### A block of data
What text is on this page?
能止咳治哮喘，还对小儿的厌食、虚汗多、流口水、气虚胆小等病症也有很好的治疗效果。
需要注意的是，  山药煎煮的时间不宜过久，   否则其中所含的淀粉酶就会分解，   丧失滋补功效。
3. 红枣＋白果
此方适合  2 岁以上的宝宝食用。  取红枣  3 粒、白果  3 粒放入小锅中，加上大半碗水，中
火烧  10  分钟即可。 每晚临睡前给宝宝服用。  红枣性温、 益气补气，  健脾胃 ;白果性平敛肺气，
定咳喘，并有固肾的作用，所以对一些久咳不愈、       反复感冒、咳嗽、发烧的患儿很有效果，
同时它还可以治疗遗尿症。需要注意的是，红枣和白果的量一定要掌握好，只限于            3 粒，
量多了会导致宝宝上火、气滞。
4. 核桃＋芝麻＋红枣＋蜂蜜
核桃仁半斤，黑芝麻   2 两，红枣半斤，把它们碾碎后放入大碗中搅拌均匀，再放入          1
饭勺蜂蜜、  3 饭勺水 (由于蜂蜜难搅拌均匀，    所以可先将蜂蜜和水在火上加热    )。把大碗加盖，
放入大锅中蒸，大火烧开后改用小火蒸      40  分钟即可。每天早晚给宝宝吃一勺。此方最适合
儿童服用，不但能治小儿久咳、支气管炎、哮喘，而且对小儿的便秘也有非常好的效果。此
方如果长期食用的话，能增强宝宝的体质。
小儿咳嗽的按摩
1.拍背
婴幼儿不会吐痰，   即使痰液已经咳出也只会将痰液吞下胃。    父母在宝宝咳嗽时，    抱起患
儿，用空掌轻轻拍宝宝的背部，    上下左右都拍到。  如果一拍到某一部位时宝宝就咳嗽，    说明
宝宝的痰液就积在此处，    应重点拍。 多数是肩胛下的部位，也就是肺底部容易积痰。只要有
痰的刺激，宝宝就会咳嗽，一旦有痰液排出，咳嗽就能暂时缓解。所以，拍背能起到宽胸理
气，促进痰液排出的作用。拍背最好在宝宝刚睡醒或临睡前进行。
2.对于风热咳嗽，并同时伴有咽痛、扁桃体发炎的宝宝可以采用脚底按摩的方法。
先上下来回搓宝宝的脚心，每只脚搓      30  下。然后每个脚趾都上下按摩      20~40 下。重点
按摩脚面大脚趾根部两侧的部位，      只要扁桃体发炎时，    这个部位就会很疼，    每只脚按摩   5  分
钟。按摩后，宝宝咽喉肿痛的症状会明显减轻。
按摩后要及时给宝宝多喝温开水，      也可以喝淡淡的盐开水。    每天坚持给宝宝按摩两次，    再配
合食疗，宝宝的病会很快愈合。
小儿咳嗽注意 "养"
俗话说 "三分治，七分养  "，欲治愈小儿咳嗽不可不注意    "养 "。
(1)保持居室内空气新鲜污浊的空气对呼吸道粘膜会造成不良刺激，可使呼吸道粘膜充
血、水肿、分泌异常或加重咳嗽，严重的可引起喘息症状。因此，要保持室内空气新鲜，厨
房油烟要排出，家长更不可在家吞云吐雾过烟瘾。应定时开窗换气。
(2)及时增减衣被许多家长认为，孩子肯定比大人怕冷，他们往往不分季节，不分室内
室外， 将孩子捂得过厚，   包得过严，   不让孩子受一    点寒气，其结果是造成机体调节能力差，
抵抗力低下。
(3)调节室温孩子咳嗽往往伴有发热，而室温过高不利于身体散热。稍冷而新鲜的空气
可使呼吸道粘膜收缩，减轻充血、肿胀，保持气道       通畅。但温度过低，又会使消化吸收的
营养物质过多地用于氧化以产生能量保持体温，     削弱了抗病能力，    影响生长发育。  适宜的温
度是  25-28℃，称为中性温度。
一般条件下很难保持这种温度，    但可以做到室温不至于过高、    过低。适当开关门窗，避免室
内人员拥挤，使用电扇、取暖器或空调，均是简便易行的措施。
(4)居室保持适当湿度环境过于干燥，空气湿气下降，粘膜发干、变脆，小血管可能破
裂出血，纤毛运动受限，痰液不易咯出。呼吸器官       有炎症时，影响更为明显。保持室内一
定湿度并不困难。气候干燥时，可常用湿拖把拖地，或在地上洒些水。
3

### Requirement
Reproduce each record shown above without altering a single word.

### Task response
What text is on this page?
能止咳治哮喘，还对小儿的厌食、虚汗多、流口水、气虚胆小等病症也有很好的治疗效果。
需要注意的是，  山药煎煮的时间不宜过久，   否则其中所含的淀粉酶就会分解，   丧失滋补功效。
3. 红枣＋白果
此方适合  2 岁以上的宝宝食用。  取红枣  3 粒、白果  3 粒放入小锅中，加上大半碗水，中
火烧  10  分钟即可。 每晚临睡前给宝宝服用。  红枣性温、 益气补气，  健脾胃 ;白果性平敛肺气，
定咳喘，并有固肾的作用，所以对一些久咳不愈、       反复感冒、咳嗽、发烧的患儿很有效果，
同时它还可以治疗遗尿症。需要注意的是，红枣和白果的量一定要掌握好，只限于            3 粒，
量多了会导致宝宝上火、气滞。
4. 核桃＋芝麻＋红枣＋蜂蜜
核桃仁半斤，黑芝麻   2 两，红枣半斤，把它们碾碎后放入大碗中搅拌均匀，再放入          1
饭勺蜂蜜、  3 饭勺水 (由于蜂蜜难搅拌均匀，    所以可先将蜂蜜和水在火上加热    )。把大碗加盖，
放入大锅中蒸，大火烧开后改用小火蒸      40  分钟即可。每天早晚给宝宝吃一勺。此方最适合
儿童服用，不但能治小儿久咳、支气管炎、哮喘，而且对小儿的便秘也有非常好的效果。此
方如果长期食用的话，能增强宝宝的体质。
小儿咳嗽的按摩
1.拍背
婴幼儿不会吐痰，   即使痰液已经咳出也只会将痰液吞下胃。    父母在宝宝咳嗽时，    抱起患
儿，用空掌轻轻拍宝宝的背部，    上下左右都拍到。  如果一拍到某一部位时宝宝就咳嗽，    说明
宝宝的痰液就积在此处，    应重点拍。 多数是肩胛下的部位，也就是肺底部容易积痰。只要有
痰的刺激，宝宝就会咳嗽，一旦有痰液排出，咳嗽就能暂时缓解。所以，拍背能起到宽胸理
气，促进痰液排出的作用。拍背最好在宝宝刚睡醒或临睡前进行。
2.对于风热咳嗽，并同时伴有咽痛、扁桃体发炎的宝宝可以采用脚底按摩的方法。
先上下来回搓宝宝的脚心，每只脚搓      30  下。然后每个脚趾都上下按摩      20~40 下。重点
按摩脚面大脚趾根部两侧的部位，      只要扁桃体发炎时，    这个部位就会很疼，    每只脚按摩   5  分
钟。按摩后，宝宝咽喉肿痛的症状会明显减轻。
按摩后要及时给宝宝多喝温开水，      也可以喝淡淡的盐开水。    每天坚持给宝宝按摩两次，    再配
合食疗，宝宝的病会很快愈合。
小儿咳嗽注意 "养"
俗话说 "三分治，七分养  "，欲治愈小儿咳嗽不可不注意    "养 "。
(1)保持居室内空气新鲜污浊的空气对呼吸道粘膜会造成不良刺激，可使呼吸道粘膜充
血、水肿、分泌异常或加重咳嗽，严重的可引起喘息症状。因此，要保持室内空气新鲜，厨
房油烟要排出，家长更不可在家吞云吐雾过烟瘾。应定时开窗换气。
(2)及时增减衣被许多家长认为，孩子肯定比大人怕冷，他们往往不分季节，不分室内
室外， 将孩子捂得过厚，   包得过严，   不让孩子受一    点寒气，其结果是造成机体调节能力差，
抵抗力低下。
(3)调节室温孩子咳嗽往往伴有发热，而室温过高不利于身体散热。稍冷而新鲜的空气
可使呼吸道粘膜收缩，减轻充血、肿胀，保持气道       通畅。但温度过低，又会使消化吸收的
营养物质过多地用于氧化以产生能量保持体温，     削弱了抗病能力，    影响生长发育。  适宜的温
度是  25-28℃，称为中性温度。
一般条件下很难保持这种温度，    但可以做到室温不至于过高、    过低。适当开关门窗，避免室
内人员拥挤，使用电扇、取暖器或空调，均是简便易行的措施。
(4)居室保持适当湿度环境过于干燥，空气湿气下降，粘膜发干、变脆，小血管可能破
裂出血，纤毛运动受限，痰液不易咯出。呼吸器官       有炎症时，影响更为明显。保持室内一
定湿度并不困难。气候干燥时，可常用湿拖把拖地，或在地上洒些水。
3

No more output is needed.